**EXERCISE DATA:**
* * * * *
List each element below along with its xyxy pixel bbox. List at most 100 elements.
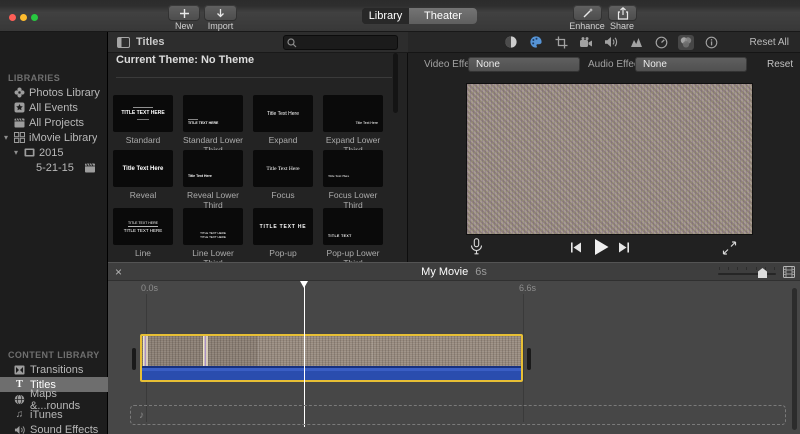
download-arrow-icon	[215, 8, 226, 19]
crop-icon[interactable]	[553, 35, 569, 50]
minimize-window-button[interactable]	[20, 14, 27, 21]
title-style-pop-up-lower-third[interactable]: TITLE TEXT Pop-up Lower Third	[323, 208, 383, 268]
title-style-standard[interactable]: TITLE TEXT HERE Standard	[113, 95, 173, 155]
clip-audio-waveform	[142, 366, 521, 380]
title-style-standard-lower-third[interactable]: TITLE TEXT HERE Standard Lower Third	[183, 95, 243, 155]
volume-icon[interactable]	[603, 35, 619, 50]
import-button-label: Import	[204, 21, 237, 31]
title-label: Line	[113, 248, 173, 258]
title-style-line-lower-third[interactable]: TITLE TEXT HERE TITLE TEXT HERE Line Low…	[183, 208, 243, 268]
background-music-well[interactable]: ♪	[130, 405, 786, 425]
sidebar-toggle-icon[interactable]	[117, 37, 130, 48]
project-title: My Movie6s	[108, 266, 800, 278]
disclosure-triangle-icon[interactable]: ▾	[12, 148, 20, 157]
music-note-icon: ♪	[139, 410, 144, 421]
sidebar-item-all-projects[interactable]: All Projects	[0, 115, 108, 130]
title-label: Reveal Lower Third	[183, 190, 243, 210]
titles-browser-panel: Titles Current Theme: No Theme TITLE TEX…	[108, 32, 408, 262]
color-palette-icon[interactable]	[528, 35, 544, 50]
sidebar-item-imovie-library[interactable]: ▾ iMovie Library	[0, 130, 108, 145]
info-icon[interactable]	[703, 35, 719, 50]
title-thumbnail: TITLE TEXT	[323, 208, 383, 245]
reset-button[interactable]: Reset	[767, 59, 793, 70]
share-button[interactable]	[608, 5, 637, 21]
project-duration: 6s	[475, 266, 487, 278]
title-style-reveal-lower-third[interactable]: Title Text Here Reveal Lower Third	[183, 150, 243, 210]
clip-frame-segment	[142, 336, 259, 366]
audio-effect-button[interactable]: None	[635, 57, 747, 72]
title-style-pop-up[interactable]: TITLE TEXT HE Pop-up	[253, 208, 313, 268]
enhance-button[interactable]	[573, 5, 602, 21]
title-thumbnail: Title Text Here	[113, 150, 173, 187]
title-label: Reveal	[113, 190, 173, 200]
sidebar-item-label: iMovie Library	[29, 132, 97, 144]
previous-frame-button[interactable]	[570, 242, 582, 253]
title-style-expand[interactable]: Title Text Here Expand	[253, 95, 313, 155]
speed-icon[interactable]	[653, 35, 669, 50]
title-thumbnail: TITLE TEXT HE	[253, 208, 313, 245]
fullscreen-button[interactable]	[722, 241, 737, 255]
play-icon	[593, 238, 610, 256]
sidebar-item-maps-backgrounds[interactable]: Maps &...rounds	[0, 392, 108, 407]
microphone-icon	[470, 238, 483, 255]
noise-reduction-icon[interactable]	[628, 35, 644, 50]
title-thumbnail: TITLE TEXT HERE TITLE TEXT HERE	[113, 208, 173, 245]
stabilization-icon[interactable]	[578, 35, 594, 50]
tab-theater[interactable]: Theater	[409, 8, 477, 24]
sidebar-item-2015[interactable]: ▾ 2015	[0, 145, 108, 160]
next-frame-button[interactable]	[618, 242, 630, 253]
sidebar-item-photos-library[interactable]: Photos Library	[0, 85, 108, 100]
sidebar-item-label: Sound Effects	[30, 424, 98, 434]
clip-frame-boundary	[372, 336, 373, 366]
adjustments-bar: Reset All	[408, 32, 800, 53]
selected-video-clip[interactable]	[140, 334, 523, 382]
timeline-scrollbar[interactable]	[792, 288, 797, 430]
imovie-window: New Import Library Theater Enhance Share…	[0, 0, 800, 434]
titles-panel-scrollbar[interactable]	[393, 53, 398, 113]
content-library-header: CONTENT LIBRARY	[8, 350, 100, 360]
clip-appearance-button[interactable]	[783, 266, 795, 278]
clip-trim-handle-right[interactable]	[527, 348, 531, 370]
title-style-focus[interactable]: Title Text Here Focus	[253, 150, 313, 210]
video-preview	[466, 83, 753, 235]
title-style-expand-lower-third[interactable]: Title Text Here Expand Lower Third	[323, 95, 383, 155]
close-window-button[interactable]	[9, 14, 16, 21]
share-icon	[617, 7, 629, 20]
sidebar-item-itunes[interactable]: ♫ iTunes	[0, 407, 108, 422]
title-style-reveal[interactable]: Title Text Here Reveal	[113, 150, 173, 210]
tab-library[interactable]: Library	[362, 8, 409, 24]
search-icon	[287, 38, 297, 48]
search-input[interactable]	[283, 35, 398, 50]
play-button[interactable]	[593, 238, 610, 256]
clapboard-icon	[14, 118, 25, 128]
new-button[interactable]	[168, 5, 200, 21]
sidebar-item-transitions[interactable]: Transitions	[0, 362, 108, 377]
title-label: Pop-up	[253, 248, 313, 258]
title-style-focus-lower-third[interactable]: Title Text Here Focus Lower Third	[323, 150, 383, 210]
magic-wand-icon	[582, 7, 594, 19]
disclosure-triangle-icon[interactable]: ▾	[2, 133, 10, 142]
import-button[interactable]	[204, 5, 237, 21]
title-thumbnail: TITLE TEXT HERE	[183, 95, 243, 132]
fullscreen-arrows-icon	[722, 241, 737, 255]
sidebar-item-5-21-15[interactable]: 5-21-15	[0, 160, 108, 175]
sidebar-item-sound-effects[interactable]: Sound Effects	[0, 422, 108, 434]
title-style-line[interactable]: TITLE TEXT HERE TITLE TEXT HERE Line	[113, 208, 173, 268]
zoom-slider[interactable]	[718, 273, 776, 275]
effects-icon[interactable]	[678, 35, 694, 50]
ruler-label-start: 0.0s	[141, 283, 158, 293]
speaker-icon	[14, 425, 25, 434]
transport-controls	[408, 235, 800, 262]
zoom-window-button[interactable]	[31, 14, 38, 21]
title-label: Focus	[253, 190, 313, 200]
color-balance-icon[interactable]	[503, 35, 519, 50]
video-effect-button[interactable]: None	[468, 57, 580, 72]
reset-all-button[interactable]: Reset All	[750, 37, 789, 48]
clip-frame-edge	[143, 336, 148, 366]
playhead-handle[interactable]	[300, 281, 308, 288]
title-thumbnail: Title Text Here	[323, 95, 383, 132]
share-button-label: Share	[594, 21, 650, 31]
sidebar-item-all-events[interactable]: All Events	[0, 100, 108, 115]
record-voiceover-button[interactable]	[470, 238, 483, 255]
clip-trim-handle-left[interactable]	[132, 348, 136, 370]
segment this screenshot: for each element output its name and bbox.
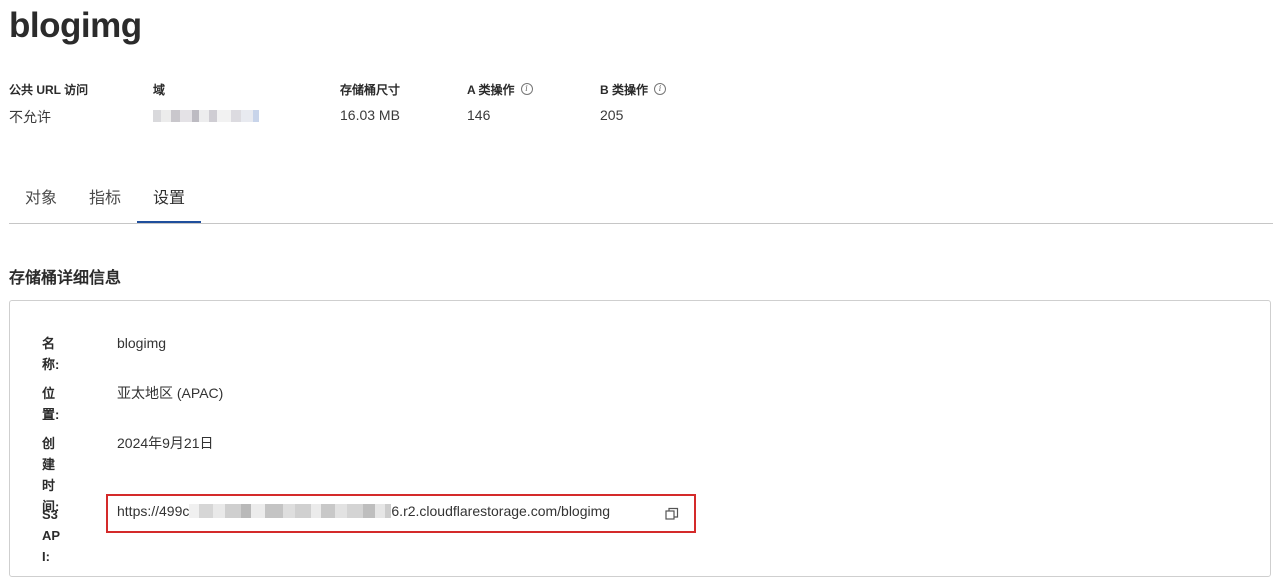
bucket-details-card: 名称: blogimg 位置: 亚太地区 (APAC) 创建时间: 2024年9… [9,300,1271,577]
stat-value: 16.03 MB [340,107,400,123]
domain-redacted-value [153,107,259,123]
detail-label: 名称: [42,336,60,372]
detail-label: S3 API: [42,507,61,564]
section-title: 存储桶详细信息 [9,270,122,287]
redacted-blur [153,110,259,123]
s3-url-prefix: https://499c [117,503,190,519]
stat-bucket-size: 存储桶尺寸 16.03 MB [340,80,401,124]
stat-label: 公共 URL 访问 [9,82,89,97]
stat-label: 域 [153,82,166,97]
copy-icon[interactable] [665,507,679,521]
tab-settings[interactable]: 设置 [137,176,202,223]
stat-class-a-ops: A 类操作 i 146 [467,80,533,123]
stat-public-url: 公共 URL 访问 不允许 [9,80,88,127]
stat-label: 存储桶尺寸 [340,82,401,97]
stat-domain: 域 [153,80,259,123]
detail-value: 亚太地区 (APAC) [117,385,224,401]
stat-label: B 类操作 [600,82,649,97]
stat-value: 不允许 [9,109,51,125]
tab-bar: 对象 指标 设置 [9,176,1273,224]
s3-url-suffix: 6.r2.cloudflarestorage.com/blogimg [391,503,611,519]
stat-value: 146 [467,107,491,123]
redacted-blur [189,504,392,518]
info-icon[interactable]: i [520,83,533,95]
stat-class-b-ops: B 类操作 i 205 [600,80,667,123]
tab-metrics[interactable]: 指标 [73,176,137,222]
info-icon[interactable]: i [654,83,667,95]
bucket-title: blogimg [9,6,142,45]
detail-value: 2024年9月21日 [117,435,214,451]
stat-value: 205 [600,107,624,123]
s3-api-highlight: https://499c 6.r2.cloudflarestorage.com/… [106,494,696,533]
s3-api-url[interactable]: https://499c 6.r2.cloudflarestorage.com/… [117,503,610,519]
detail-value: blogimg [117,335,167,351]
detail-label: 位置: [42,386,60,422]
tab-objects[interactable]: 对象 [9,176,73,222]
stat-label: A 类操作 [467,82,515,97]
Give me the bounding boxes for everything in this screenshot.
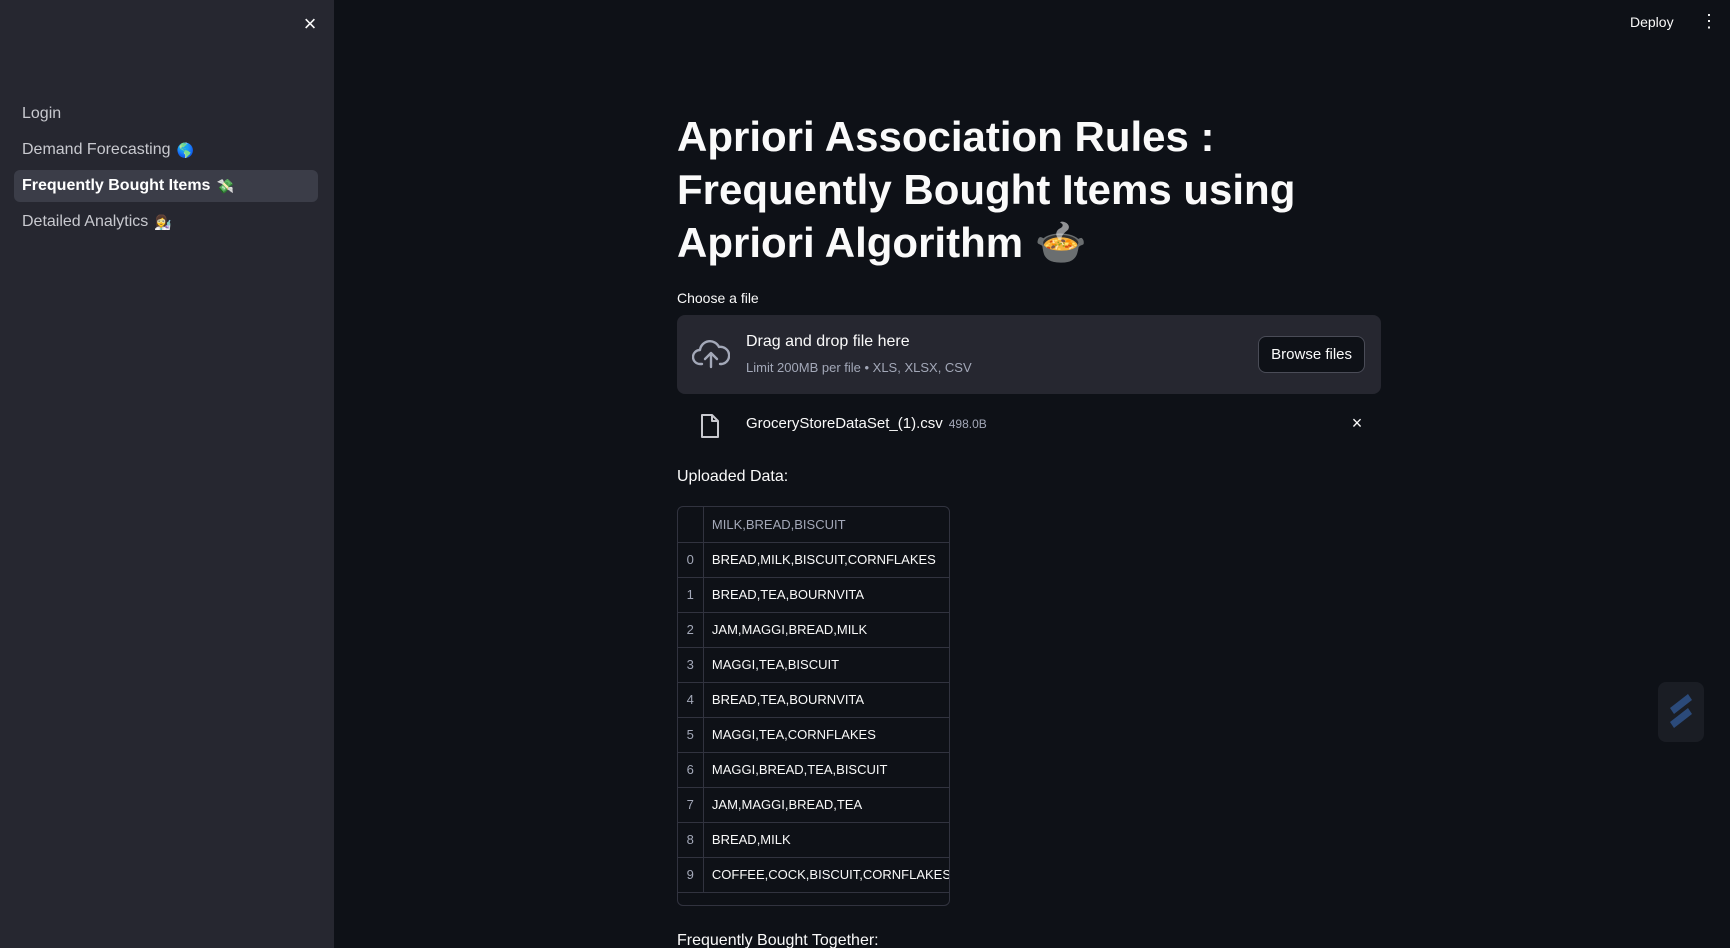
sidebar-item-detailed-analytics[interactable]: Detailed Analytics 👩‍🔬 xyxy=(14,206,318,238)
page-title-text: Apriori Association Rules : Frequently B… xyxy=(677,113,1296,266)
table-row: 3 MAGGI,TEA,BISCUIT xyxy=(678,647,949,683)
table-row: 9 COFFEE,COCK,BISCUIT,CORNFLAKES xyxy=(678,857,949,893)
row-index: 5 xyxy=(678,717,704,753)
row-index: 9 xyxy=(678,857,704,893)
sidebar-item-label: Frequently Bought Items xyxy=(22,177,211,194)
row-index: 6 xyxy=(678,752,704,788)
close-sidebar-icon[interactable]: × xyxy=(298,12,322,36)
table-cell[interactable]: COFFEE,COCK,BISCUIT,CORNFLAKES xyxy=(703,857,949,893)
table-header-row: MILK,BREAD,BISCUIT xyxy=(678,507,949,543)
table-row: 5 MAGGI,TEA,CORNFLAKES xyxy=(678,717,949,753)
column-header[interactable]: MILK,BREAD,BISCUIT xyxy=(703,507,949,543)
dropzone-title: Drag and drop file here xyxy=(746,333,910,350)
file-name: GroceryStoreDataSet_(1).csv 498.0B xyxy=(746,415,987,432)
browse-files-button[interactable]: Browse files xyxy=(1258,336,1365,373)
table-row: 1 BREAD,TEA,BOURNVITA xyxy=(678,577,949,613)
file-dropzone[interactable]: Drag and drop file here Limit 200MB per … xyxy=(677,315,1381,394)
streamlit-logo-shape xyxy=(1670,694,1692,728)
row-index: 0 xyxy=(678,542,704,578)
table-cell[interactable]: BREAD,MILK xyxy=(703,822,949,858)
uploaded-file-row: GroceryStoreDataSet_(1).csv 498.0B × xyxy=(677,405,1381,445)
row-index: 2 xyxy=(678,612,704,648)
sidebar: × Login Demand Forecasting 🌎 Frequently … xyxy=(0,0,334,948)
row-index: 8 xyxy=(678,822,704,858)
deploy-button[interactable]: Deploy xyxy=(1630,10,1674,34)
file-name-text: GroceryStoreDataSet_(1).csv xyxy=(746,415,943,432)
table-row: 2 JAM,MAGGI,BREAD,MILK xyxy=(678,612,949,648)
money-icon: 💸 xyxy=(216,177,234,194)
table-cell[interactable]: MAGGI,TEA,CORNFLAKES xyxy=(703,717,949,753)
table-cell[interactable]: MAGGI,TEA,BISCUIT xyxy=(703,647,949,683)
table-row: 4 BREAD,TEA,BOURNVITA xyxy=(678,682,949,718)
table-row: 7 JAM,MAGGI,BREAD,TEA xyxy=(678,787,949,823)
table-cell[interactable]: BREAD,TEA,BOURNVITA xyxy=(703,577,949,613)
table-cell[interactable]: JAM,MAGGI,BREAD,MILK xyxy=(703,612,949,648)
sidebar-item-frequently-bought-items[interactable]: Frequently Bought Items 💸 xyxy=(14,170,318,202)
page-title: Apriori Association Rules : Frequently B… xyxy=(677,110,1381,269)
table-cell[interactable]: JAM,MAGGI,BREAD,TEA xyxy=(703,787,949,823)
row-index: 4 xyxy=(678,682,704,718)
uploader-label: Choose a file xyxy=(677,290,759,306)
frequently-bought-together-label: Frequently Bought Together: xyxy=(677,932,879,948)
streamlit-logo-icon[interactable] xyxy=(1658,682,1704,742)
table-cell[interactable]: BREAD,TEA,BOURNVITA xyxy=(703,682,949,718)
remove-file-icon[interactable]: × xyxy=(1347,413,1367,433)
sidebar-item-demand-forecasting[interactable]: Demand Forecasting 🌎 xyxy=(14,134,318,166)
cloud-upload-icon xyxy=(692,340,730,369)
sidebar-item-login[interactable]: Login xyxy=(14,98,318,130)
sidebar-item-label: Demand Forecasting xyxy=(22,141,171,158)
sidebar-item-label: Login xyxy=(22,105,62,122)
index-header xyxy=(678,507,704,543)
stew-pot-icon: 🍲 xyxy=(1034,219,1088,266)
row-index: 3 xyxy=(678,647,704,683)
file-icon xyxy=(701,414,719,438)
globe-icon: 🌎 xyxy=(176,141,194,158)
table-row: 6 MAGGI,BREAD,TEA,BISCUIT xyxy=(678,752,949,788)
scientist-icon: 👩‍🔬 xyxy=(154,213,172,230)
uploaded-data-label: Uploaded Data: xyxy=(677,468,789,485)
row-index: 7 xyxy=(678,787,704,823)
file-size: 498.0B xyxy=(948,417,987,431)
sidebar-nav: Login Demand Forecasting 🌎 Frequently Bo… xyxy=(14,98,318,242)
table-row: 0 BREAD,MILK,BISCUIT,CORNFLAKES xyxy=(678,542,949,578)
table-cell[interactable]: MAGGI,BREAD,TEA,BISCUIT xyxy=(703,752,949,788)
sidebar-item-label: Detailed Analytics xyxy=(22,213,149,230)
more-menu-icon[interactable]: ⋮ xyxy=(1700,10,1718,34)
data-table[interactable]: MILK,BREAD,BISCUIT 0 BREAD,MILK,BISCUIT,C… xyxy=(677,506,950,906)
table-row: 8 BREAD,MILK xyxy=(678,822,949,858)
dropzone-limit-text: Limit 200MB per file • XLS, XLSX, CSV xyxy=(746,360,972,375)
table-cell[interactable]: BREAD,MILK,BISCUIT,CORNFLAKES xyxy=(703,542,949,578)
row-index: 1 xyxy=(678,577,704,613)
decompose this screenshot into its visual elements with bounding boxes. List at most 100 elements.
* * * * *
**CHALLENGE:**
Duplicate the part of the listing that opens with the line containing "Analytics 👩‍🔬 xyxy=(14,206,318,238)" and closes with the line containing "table-row: 3 MAGGI,TEA,BISCUIT".

**WRITTEN RESPONSE:**
sidebar-item-detailed-analytics[interactable]: Detailed Analytics 👩‍🔬 xyxy=(14,206,318,238)
page-title-text: Apriori Association Rules : Frequently B… xyxy=(677,113,1296,266)
table-row: 3 MAGGI,TEA,BISCUIT xyxy=(678,647,949,683)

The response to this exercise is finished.